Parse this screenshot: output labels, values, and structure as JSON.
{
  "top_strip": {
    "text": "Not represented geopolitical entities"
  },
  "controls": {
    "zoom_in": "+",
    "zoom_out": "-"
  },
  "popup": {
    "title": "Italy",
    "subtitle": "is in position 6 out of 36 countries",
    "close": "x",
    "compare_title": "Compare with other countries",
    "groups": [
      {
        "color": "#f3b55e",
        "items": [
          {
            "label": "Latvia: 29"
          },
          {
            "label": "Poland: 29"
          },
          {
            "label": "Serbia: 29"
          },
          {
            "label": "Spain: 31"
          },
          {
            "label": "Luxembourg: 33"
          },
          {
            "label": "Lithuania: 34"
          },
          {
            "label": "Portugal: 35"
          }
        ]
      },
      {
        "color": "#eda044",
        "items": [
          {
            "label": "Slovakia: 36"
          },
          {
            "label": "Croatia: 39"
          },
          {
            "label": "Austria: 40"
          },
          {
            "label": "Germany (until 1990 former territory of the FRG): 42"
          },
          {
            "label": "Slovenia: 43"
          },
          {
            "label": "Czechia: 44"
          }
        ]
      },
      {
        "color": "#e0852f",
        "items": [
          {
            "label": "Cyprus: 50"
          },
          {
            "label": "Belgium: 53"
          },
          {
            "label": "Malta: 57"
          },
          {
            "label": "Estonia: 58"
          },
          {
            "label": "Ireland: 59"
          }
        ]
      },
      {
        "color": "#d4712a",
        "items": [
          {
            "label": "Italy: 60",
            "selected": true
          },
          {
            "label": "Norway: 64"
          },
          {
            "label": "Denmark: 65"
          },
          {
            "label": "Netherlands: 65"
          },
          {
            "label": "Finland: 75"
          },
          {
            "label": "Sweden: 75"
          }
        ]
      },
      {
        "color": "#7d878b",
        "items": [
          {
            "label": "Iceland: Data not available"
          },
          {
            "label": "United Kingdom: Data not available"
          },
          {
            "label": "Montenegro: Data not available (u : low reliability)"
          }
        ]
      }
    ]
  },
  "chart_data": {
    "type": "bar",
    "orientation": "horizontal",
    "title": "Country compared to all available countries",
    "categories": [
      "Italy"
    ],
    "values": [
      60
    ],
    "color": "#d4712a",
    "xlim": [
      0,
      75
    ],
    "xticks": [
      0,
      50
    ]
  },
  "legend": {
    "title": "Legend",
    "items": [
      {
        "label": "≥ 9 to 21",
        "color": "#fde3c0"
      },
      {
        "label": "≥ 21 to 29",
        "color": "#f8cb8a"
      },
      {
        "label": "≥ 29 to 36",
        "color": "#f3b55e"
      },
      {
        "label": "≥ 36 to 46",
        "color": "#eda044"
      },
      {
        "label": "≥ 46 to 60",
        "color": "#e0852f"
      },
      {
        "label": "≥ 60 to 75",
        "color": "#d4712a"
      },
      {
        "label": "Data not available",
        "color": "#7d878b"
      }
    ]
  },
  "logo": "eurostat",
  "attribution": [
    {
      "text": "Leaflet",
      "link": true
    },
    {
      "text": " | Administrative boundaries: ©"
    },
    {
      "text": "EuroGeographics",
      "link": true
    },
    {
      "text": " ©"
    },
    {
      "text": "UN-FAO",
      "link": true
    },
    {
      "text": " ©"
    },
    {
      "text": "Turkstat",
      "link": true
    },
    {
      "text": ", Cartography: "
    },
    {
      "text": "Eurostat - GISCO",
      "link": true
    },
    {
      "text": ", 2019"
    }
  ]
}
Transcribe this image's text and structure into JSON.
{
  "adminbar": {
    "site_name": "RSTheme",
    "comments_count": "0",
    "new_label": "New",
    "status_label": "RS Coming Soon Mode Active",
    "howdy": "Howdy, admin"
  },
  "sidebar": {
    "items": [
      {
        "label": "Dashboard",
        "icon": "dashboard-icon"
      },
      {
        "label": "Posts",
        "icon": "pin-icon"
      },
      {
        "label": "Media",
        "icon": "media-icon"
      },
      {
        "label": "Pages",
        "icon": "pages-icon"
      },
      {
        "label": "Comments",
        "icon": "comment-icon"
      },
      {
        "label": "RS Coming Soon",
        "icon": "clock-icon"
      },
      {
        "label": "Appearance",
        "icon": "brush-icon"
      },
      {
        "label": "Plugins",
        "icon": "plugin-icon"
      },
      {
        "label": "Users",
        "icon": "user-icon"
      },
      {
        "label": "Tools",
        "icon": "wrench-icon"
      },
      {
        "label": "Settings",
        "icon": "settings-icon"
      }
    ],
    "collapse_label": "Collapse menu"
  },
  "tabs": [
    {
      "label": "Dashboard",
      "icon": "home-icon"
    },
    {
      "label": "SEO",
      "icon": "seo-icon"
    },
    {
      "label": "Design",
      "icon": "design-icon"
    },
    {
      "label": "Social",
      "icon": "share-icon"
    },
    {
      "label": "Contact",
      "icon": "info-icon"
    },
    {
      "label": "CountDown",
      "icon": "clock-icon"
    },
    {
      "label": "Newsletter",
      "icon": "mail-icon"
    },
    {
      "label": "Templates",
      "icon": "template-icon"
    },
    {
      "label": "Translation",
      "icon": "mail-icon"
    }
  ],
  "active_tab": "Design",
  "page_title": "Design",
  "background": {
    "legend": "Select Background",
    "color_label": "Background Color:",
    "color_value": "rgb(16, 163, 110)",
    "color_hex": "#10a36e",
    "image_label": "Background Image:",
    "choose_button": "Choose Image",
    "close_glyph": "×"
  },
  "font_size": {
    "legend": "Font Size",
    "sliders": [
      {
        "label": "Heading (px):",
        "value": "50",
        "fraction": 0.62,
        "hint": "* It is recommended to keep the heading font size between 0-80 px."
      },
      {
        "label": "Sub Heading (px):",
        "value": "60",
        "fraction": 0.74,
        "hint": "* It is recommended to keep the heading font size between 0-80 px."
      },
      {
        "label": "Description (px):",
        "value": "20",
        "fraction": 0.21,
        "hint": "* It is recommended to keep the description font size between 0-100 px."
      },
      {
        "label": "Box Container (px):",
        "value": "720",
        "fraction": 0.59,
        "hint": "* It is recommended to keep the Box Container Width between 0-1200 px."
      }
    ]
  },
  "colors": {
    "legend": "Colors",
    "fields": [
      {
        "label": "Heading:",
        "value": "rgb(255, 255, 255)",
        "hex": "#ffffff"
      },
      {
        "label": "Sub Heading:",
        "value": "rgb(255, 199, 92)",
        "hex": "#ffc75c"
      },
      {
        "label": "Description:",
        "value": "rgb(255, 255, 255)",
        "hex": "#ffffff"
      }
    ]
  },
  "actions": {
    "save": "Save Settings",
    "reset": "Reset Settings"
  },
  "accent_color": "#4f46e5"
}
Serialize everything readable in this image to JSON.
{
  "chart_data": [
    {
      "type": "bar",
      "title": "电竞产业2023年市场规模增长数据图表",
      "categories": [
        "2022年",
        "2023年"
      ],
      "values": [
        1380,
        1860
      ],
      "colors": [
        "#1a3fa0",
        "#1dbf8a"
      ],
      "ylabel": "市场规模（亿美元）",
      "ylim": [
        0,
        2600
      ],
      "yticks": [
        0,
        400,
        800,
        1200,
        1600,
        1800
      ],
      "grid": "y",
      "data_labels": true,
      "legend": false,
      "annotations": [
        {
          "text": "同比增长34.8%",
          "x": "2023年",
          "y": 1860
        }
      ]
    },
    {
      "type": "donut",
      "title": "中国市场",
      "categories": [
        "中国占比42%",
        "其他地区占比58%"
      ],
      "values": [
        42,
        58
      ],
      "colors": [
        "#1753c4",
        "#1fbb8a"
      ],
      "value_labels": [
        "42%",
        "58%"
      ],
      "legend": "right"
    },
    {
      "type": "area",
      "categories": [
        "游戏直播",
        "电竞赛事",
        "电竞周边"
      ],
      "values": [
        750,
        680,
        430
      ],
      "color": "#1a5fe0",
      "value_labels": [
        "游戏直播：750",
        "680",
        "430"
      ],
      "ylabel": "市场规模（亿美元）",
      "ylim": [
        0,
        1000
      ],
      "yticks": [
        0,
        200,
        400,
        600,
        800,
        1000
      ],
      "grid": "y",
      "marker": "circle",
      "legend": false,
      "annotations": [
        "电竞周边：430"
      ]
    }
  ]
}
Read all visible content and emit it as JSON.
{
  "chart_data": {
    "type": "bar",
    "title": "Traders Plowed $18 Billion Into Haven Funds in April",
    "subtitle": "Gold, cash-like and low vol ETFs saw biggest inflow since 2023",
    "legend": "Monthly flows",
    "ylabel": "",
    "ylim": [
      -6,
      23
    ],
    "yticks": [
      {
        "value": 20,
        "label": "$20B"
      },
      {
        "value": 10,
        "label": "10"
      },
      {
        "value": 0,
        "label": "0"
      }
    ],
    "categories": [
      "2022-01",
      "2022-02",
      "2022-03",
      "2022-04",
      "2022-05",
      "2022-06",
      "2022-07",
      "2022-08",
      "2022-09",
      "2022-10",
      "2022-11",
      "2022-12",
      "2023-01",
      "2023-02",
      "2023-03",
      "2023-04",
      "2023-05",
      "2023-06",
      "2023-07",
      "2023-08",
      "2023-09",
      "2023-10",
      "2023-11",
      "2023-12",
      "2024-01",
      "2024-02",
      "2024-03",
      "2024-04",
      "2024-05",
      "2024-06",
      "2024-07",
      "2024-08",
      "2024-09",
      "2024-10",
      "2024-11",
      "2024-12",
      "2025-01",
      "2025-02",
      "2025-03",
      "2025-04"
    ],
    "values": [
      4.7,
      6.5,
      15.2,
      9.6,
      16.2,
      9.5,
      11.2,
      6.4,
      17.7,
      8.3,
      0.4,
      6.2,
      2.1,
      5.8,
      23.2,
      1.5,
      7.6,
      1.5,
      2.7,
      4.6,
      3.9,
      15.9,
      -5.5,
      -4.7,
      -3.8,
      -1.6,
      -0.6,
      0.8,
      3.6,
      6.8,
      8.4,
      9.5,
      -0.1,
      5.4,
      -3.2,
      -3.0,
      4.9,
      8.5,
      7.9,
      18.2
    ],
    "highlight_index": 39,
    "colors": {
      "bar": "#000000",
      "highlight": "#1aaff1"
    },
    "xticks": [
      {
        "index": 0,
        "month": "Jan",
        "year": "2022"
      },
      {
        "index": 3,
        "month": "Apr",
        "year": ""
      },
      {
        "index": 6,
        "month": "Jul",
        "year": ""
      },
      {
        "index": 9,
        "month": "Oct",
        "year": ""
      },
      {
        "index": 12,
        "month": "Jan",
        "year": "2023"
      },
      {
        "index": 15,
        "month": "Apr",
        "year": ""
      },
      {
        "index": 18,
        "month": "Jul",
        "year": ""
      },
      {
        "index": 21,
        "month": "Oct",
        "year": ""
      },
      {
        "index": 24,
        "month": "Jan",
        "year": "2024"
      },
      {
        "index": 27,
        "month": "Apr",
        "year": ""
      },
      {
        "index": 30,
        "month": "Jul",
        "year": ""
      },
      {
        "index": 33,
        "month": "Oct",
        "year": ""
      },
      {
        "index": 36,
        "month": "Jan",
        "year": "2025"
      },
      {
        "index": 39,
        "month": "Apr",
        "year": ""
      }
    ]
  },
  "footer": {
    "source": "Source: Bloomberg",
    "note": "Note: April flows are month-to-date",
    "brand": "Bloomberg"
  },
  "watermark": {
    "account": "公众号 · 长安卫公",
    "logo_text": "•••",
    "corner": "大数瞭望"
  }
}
==================================================
■ Exercise objective: Each line of the material above either contains the word "structure" or does not; state how many do, and nothing else.

■ Reply to the exercise: 2